■ Problem statement: Look for the string "Days" and copy every line that has it.

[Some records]
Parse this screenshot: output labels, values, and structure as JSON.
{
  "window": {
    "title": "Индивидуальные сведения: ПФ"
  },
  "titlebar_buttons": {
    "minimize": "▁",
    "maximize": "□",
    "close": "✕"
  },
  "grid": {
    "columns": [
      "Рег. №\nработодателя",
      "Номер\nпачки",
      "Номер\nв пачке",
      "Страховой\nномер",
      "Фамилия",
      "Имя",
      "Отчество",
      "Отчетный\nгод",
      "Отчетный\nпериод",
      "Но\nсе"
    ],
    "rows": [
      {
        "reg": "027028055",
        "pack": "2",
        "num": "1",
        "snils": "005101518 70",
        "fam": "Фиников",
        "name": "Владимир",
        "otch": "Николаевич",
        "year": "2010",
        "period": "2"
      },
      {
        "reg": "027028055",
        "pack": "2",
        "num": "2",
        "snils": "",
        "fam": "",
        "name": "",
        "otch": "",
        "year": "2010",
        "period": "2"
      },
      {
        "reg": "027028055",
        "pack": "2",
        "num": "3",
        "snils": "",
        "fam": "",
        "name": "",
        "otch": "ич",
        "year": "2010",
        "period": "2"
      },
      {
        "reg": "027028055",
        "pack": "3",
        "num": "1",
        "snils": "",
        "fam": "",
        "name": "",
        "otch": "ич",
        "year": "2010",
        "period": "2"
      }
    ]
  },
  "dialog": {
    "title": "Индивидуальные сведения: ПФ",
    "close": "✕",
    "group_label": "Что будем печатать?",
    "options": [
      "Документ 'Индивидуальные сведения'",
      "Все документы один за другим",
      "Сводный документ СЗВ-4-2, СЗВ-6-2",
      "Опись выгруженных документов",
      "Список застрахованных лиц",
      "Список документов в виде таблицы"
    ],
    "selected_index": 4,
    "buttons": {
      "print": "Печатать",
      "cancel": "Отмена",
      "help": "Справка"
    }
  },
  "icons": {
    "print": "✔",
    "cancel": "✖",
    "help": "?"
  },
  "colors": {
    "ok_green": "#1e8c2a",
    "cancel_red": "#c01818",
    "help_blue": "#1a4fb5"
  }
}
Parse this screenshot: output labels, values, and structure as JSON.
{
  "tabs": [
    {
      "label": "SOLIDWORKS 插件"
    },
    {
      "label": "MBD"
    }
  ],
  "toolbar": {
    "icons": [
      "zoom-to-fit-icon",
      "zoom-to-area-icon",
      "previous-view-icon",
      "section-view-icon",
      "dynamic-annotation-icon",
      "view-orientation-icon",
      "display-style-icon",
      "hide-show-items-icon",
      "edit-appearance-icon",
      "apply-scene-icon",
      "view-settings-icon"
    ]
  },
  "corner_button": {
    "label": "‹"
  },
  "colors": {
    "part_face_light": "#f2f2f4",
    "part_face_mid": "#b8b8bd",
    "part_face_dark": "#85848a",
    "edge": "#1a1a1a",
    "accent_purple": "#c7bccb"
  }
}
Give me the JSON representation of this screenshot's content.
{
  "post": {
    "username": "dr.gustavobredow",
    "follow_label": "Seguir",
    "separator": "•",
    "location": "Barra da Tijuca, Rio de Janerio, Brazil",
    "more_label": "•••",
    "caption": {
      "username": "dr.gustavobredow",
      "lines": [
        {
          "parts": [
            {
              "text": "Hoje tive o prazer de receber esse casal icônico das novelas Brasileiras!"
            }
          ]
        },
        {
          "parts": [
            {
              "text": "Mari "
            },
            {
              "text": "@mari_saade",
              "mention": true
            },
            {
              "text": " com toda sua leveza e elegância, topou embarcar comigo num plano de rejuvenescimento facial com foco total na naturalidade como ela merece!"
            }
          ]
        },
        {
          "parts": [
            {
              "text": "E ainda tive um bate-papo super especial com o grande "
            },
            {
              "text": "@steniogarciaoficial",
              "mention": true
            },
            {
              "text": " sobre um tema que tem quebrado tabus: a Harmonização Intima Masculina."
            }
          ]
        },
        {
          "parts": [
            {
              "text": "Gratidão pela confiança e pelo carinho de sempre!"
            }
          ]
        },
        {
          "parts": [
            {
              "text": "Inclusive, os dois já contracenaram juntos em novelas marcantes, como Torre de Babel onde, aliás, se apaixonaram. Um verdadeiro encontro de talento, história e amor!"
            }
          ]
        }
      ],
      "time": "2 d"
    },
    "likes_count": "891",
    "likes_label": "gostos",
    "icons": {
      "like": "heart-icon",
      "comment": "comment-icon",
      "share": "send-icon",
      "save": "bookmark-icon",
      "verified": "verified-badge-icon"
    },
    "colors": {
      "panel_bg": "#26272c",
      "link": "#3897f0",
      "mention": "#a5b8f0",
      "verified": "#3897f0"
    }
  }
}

...

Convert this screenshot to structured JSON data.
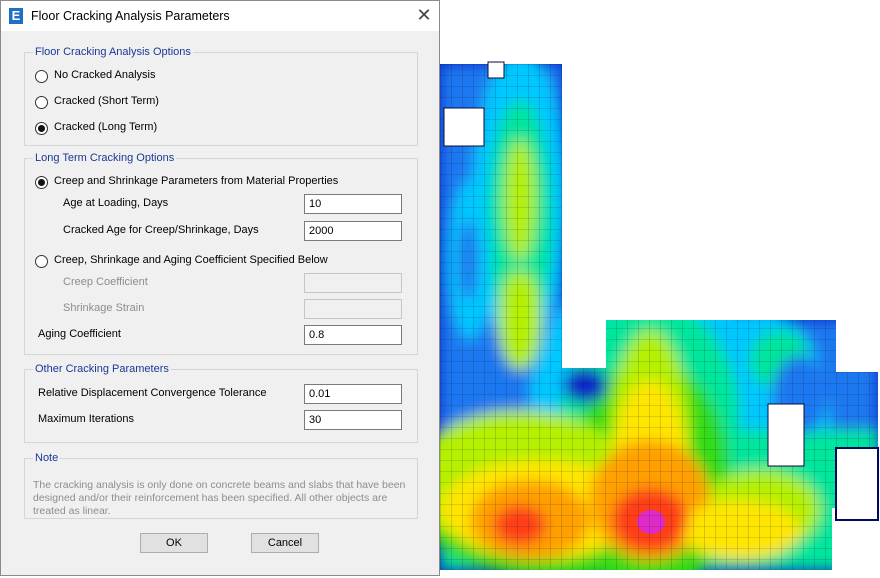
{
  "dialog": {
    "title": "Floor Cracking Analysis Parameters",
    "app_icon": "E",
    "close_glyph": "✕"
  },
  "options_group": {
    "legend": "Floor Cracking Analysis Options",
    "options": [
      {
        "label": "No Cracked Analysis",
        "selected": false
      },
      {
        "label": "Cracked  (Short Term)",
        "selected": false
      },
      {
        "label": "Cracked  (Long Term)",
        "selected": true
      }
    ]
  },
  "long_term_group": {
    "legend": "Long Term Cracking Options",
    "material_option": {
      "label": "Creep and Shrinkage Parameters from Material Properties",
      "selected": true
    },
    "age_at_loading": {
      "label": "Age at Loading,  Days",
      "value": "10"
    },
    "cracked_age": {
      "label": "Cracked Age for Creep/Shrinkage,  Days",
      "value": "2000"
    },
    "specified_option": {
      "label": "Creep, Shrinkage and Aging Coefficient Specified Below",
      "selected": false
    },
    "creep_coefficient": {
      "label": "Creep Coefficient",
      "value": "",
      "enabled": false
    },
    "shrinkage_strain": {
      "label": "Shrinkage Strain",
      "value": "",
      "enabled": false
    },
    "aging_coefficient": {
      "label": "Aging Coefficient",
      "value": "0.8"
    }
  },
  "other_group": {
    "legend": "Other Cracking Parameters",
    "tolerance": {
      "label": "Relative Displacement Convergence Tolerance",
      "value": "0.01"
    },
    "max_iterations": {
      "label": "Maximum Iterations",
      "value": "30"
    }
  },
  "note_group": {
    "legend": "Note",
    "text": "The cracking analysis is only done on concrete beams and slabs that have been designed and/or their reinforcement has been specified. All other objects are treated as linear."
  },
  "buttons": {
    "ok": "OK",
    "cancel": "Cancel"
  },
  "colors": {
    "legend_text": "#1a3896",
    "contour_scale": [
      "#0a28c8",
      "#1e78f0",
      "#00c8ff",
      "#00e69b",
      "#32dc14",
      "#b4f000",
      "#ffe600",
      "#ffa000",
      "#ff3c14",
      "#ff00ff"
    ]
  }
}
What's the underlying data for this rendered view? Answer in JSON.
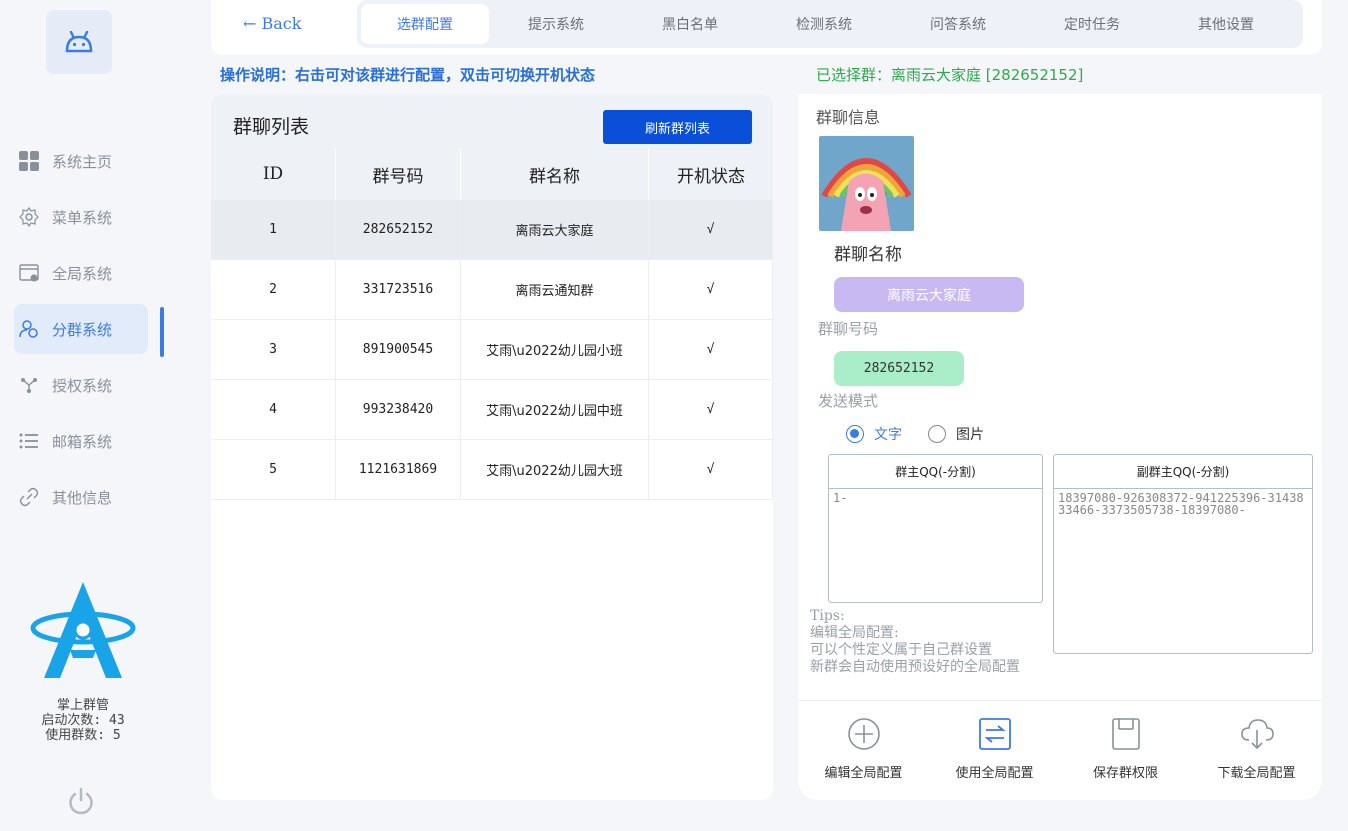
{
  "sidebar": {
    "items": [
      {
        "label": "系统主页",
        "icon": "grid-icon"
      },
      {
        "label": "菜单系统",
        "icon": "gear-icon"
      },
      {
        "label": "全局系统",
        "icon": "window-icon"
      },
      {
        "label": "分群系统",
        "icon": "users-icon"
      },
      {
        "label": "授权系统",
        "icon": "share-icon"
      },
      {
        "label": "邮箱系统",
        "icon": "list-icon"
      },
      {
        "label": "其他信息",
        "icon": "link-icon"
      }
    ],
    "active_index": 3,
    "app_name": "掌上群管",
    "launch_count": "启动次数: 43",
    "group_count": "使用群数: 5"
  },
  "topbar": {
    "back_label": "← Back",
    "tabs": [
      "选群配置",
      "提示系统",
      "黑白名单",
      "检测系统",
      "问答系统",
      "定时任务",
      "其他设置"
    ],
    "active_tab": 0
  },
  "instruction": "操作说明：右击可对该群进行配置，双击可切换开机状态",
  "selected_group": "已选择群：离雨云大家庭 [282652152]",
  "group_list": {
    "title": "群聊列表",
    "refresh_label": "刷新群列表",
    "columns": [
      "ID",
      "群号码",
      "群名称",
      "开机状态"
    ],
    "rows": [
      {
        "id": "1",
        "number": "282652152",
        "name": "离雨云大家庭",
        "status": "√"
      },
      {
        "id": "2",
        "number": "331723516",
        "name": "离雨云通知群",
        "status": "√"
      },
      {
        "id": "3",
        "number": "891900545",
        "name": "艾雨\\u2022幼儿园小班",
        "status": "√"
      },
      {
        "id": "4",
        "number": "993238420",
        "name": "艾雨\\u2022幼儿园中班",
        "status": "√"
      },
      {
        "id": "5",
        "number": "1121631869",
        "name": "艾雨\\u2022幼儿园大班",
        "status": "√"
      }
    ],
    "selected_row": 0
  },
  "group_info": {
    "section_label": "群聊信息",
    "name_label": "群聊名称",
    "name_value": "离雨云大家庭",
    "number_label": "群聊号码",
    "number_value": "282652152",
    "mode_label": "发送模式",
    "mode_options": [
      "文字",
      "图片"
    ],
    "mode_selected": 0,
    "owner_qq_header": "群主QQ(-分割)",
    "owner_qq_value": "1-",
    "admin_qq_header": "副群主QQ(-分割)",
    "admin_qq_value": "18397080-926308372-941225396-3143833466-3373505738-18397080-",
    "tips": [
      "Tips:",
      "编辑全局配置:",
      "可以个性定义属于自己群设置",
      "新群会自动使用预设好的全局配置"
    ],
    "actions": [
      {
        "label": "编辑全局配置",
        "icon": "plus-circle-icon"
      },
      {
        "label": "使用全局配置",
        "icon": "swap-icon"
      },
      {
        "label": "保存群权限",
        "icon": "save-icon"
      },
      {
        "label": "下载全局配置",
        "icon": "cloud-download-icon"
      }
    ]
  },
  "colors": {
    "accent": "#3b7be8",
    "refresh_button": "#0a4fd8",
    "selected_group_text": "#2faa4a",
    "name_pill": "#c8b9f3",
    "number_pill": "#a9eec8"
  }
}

...

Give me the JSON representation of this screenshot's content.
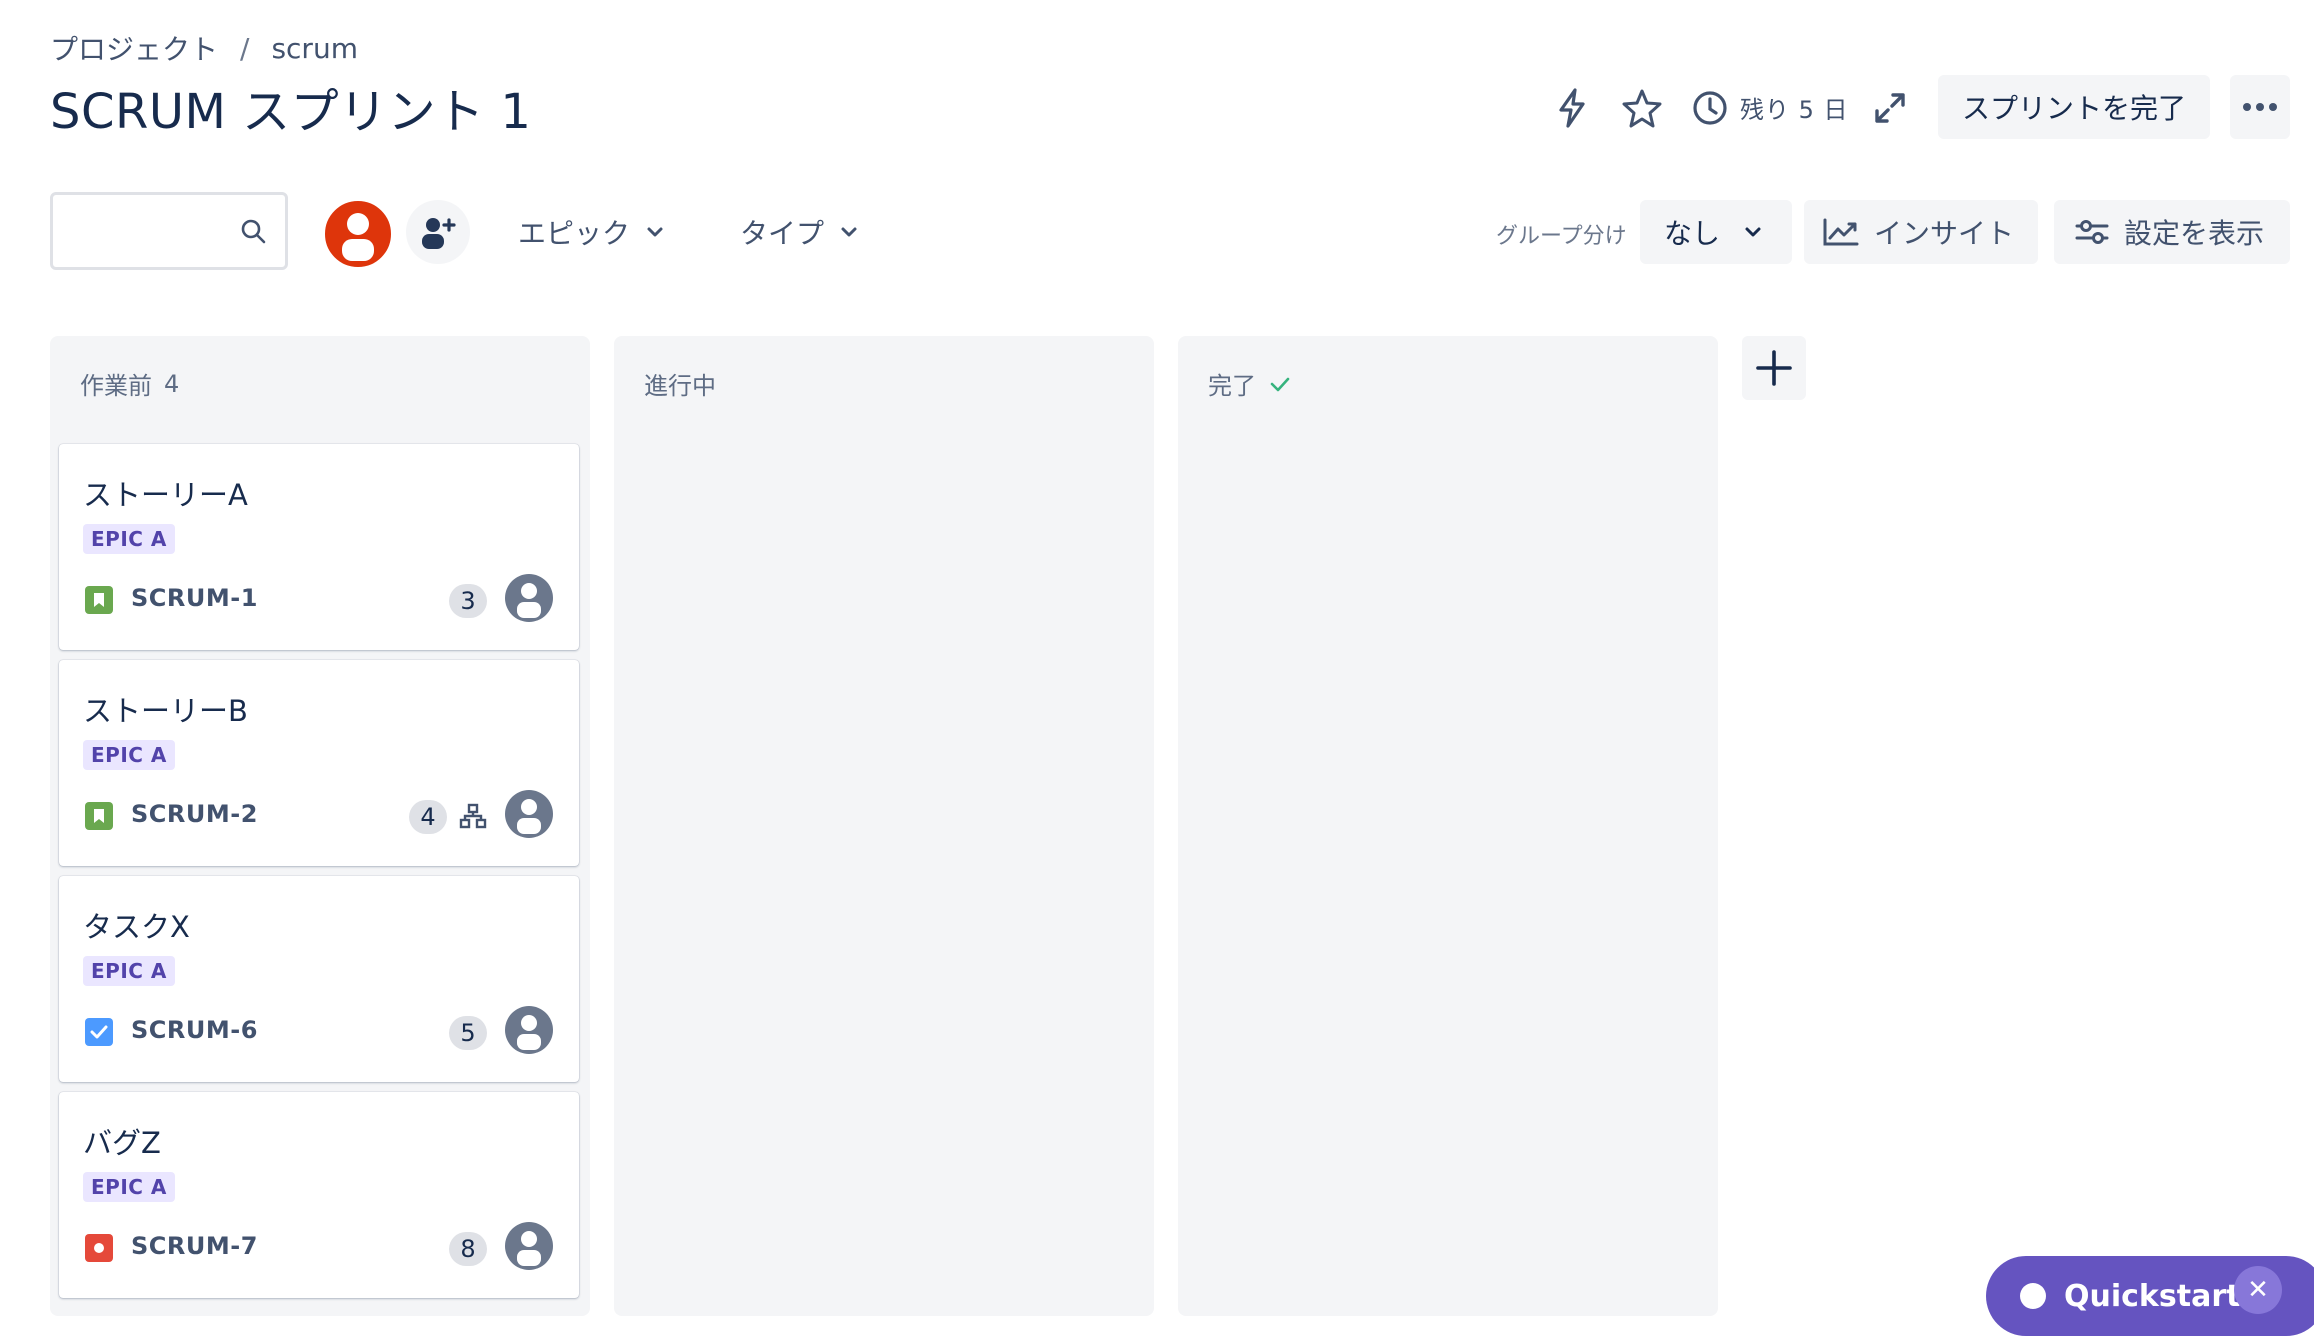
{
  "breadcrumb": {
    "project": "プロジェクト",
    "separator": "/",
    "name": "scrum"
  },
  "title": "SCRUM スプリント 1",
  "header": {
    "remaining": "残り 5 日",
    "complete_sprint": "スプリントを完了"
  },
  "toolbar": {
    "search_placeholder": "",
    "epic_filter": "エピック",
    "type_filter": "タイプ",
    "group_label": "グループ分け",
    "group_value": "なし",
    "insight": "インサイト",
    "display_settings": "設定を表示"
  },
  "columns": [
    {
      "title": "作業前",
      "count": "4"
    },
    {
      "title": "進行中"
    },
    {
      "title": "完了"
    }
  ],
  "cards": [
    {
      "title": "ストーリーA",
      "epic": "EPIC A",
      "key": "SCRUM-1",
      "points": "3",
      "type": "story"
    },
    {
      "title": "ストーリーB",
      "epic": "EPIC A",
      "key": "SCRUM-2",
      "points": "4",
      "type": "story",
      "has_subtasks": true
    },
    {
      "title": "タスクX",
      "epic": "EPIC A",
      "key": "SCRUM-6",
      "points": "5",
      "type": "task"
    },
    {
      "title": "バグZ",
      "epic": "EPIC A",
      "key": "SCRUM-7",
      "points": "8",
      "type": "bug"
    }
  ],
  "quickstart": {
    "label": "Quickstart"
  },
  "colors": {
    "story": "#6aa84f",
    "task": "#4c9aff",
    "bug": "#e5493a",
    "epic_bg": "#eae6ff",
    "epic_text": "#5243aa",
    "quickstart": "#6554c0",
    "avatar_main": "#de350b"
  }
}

■ Full response:
      "label": "Age at Loading,  Days",
      "label": "Cracked Age for Creep/Shrinkage,  Days",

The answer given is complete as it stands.